§ **Prompt**
Scan the data below. Pull out each line where "School" occurs.

• • • • • • •

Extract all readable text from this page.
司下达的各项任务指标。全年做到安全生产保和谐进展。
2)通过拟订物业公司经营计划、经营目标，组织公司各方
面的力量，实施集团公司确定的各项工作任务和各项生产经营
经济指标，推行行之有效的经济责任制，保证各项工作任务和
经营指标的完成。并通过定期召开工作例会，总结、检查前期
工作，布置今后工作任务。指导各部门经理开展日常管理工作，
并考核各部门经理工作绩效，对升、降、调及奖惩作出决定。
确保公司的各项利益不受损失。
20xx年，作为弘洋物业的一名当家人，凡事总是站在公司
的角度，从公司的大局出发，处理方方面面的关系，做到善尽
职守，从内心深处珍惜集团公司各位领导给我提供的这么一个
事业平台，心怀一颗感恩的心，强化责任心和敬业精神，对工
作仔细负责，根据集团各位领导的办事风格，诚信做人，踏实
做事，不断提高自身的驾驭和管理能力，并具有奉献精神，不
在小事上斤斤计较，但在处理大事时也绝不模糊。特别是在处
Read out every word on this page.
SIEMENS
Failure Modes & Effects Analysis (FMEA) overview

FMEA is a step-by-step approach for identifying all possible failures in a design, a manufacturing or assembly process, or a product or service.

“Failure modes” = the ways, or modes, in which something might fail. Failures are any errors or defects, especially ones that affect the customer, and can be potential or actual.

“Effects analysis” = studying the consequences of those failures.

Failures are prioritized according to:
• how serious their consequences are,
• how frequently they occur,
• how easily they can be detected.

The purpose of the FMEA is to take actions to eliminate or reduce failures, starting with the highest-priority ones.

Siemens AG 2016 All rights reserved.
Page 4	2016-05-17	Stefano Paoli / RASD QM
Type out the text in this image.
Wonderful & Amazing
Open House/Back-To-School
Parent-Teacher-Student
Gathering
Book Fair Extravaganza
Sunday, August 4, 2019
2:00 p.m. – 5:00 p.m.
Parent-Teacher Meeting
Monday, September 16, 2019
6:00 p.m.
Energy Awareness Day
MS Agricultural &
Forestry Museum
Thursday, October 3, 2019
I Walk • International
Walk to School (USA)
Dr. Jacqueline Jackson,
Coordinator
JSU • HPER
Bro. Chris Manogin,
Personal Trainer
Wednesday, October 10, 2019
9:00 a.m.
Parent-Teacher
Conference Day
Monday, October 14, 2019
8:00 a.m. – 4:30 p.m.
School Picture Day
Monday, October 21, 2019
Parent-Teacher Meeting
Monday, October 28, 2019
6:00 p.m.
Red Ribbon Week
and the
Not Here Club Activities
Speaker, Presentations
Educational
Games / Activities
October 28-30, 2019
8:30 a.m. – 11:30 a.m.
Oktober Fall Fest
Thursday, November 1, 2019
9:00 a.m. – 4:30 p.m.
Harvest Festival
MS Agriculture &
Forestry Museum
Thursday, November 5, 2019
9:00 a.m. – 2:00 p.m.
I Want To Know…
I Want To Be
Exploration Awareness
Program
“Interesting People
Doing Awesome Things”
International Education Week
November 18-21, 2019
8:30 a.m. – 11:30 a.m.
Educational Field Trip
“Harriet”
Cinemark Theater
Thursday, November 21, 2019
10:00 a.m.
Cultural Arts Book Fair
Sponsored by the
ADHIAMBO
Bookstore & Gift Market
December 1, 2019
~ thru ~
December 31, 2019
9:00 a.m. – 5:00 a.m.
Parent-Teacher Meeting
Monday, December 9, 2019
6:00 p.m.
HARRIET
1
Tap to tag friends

• • • • • • •

§ **Worked answer**
Open House/Back-To-School
Walk to School (USA)
School Picture Day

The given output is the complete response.